What you have to do: Starting at the line that holds "Type out the text in this image.", set down each line through the end of the listing, exactly as written and with nothing added.
^^^^
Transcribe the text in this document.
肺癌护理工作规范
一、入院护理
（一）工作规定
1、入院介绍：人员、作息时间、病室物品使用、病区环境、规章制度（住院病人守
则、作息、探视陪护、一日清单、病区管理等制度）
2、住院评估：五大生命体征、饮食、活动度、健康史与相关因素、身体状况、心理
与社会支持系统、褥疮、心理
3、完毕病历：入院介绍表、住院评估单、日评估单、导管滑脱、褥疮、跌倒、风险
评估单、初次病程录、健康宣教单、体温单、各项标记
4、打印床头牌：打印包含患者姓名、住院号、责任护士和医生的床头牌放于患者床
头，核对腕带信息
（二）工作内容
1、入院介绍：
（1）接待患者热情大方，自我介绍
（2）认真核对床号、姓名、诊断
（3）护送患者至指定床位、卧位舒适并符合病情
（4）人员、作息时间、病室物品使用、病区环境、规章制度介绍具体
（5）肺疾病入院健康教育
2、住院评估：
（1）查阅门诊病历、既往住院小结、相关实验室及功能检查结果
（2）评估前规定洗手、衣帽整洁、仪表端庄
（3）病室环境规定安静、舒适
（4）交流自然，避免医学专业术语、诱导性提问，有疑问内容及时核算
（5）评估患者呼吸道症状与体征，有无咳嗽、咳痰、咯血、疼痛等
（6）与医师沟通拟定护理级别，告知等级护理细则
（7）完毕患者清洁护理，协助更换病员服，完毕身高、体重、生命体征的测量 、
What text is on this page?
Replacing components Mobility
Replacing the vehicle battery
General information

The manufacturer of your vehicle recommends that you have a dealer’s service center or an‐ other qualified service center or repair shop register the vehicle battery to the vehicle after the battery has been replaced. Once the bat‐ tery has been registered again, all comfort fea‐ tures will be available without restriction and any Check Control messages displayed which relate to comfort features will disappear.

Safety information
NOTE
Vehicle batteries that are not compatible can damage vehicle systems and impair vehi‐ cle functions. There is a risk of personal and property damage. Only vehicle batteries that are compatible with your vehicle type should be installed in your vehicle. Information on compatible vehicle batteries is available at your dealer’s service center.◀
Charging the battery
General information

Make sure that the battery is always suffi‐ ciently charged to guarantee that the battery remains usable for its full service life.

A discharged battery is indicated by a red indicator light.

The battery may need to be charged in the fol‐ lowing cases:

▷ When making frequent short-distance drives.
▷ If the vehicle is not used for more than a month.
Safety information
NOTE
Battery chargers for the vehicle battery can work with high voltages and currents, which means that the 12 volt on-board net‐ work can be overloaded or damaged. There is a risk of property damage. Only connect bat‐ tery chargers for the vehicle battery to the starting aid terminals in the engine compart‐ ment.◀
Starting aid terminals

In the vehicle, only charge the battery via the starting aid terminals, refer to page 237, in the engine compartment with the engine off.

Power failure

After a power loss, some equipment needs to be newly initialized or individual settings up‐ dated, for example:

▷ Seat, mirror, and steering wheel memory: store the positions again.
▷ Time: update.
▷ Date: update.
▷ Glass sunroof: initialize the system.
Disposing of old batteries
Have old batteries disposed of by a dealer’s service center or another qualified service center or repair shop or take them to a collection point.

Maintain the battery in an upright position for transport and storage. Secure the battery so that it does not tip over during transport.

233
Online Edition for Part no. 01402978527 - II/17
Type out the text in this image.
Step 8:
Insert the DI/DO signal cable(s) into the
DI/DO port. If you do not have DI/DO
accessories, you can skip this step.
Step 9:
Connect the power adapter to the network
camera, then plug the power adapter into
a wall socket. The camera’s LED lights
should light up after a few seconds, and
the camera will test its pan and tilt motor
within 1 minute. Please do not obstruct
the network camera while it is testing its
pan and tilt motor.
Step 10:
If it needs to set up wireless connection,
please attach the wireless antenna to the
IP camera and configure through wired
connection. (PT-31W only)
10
^^^^
Result of the task:
Type out the text in this image.
Step 8:
Insert the DI/DO signal cable(s) into the
DI/DO port. If you do not have DI/DO
accessories, you can skip this step.
Step 9:
Connect the power adapter to the network
camera, then plug the power adapter into
a wall socket. The camera’s LED lights
should light up after a few seconds, and
the camera will test its pan and tilt motor
within 1 minute. Please do not obstruct
the network camera while it is testing its
pan and tilt motor.
Step 10:
If it needs to set up wireless connection,
please attach the wireless antenna to the
IP camera and configure through wired
connection. (PT-31W only)
10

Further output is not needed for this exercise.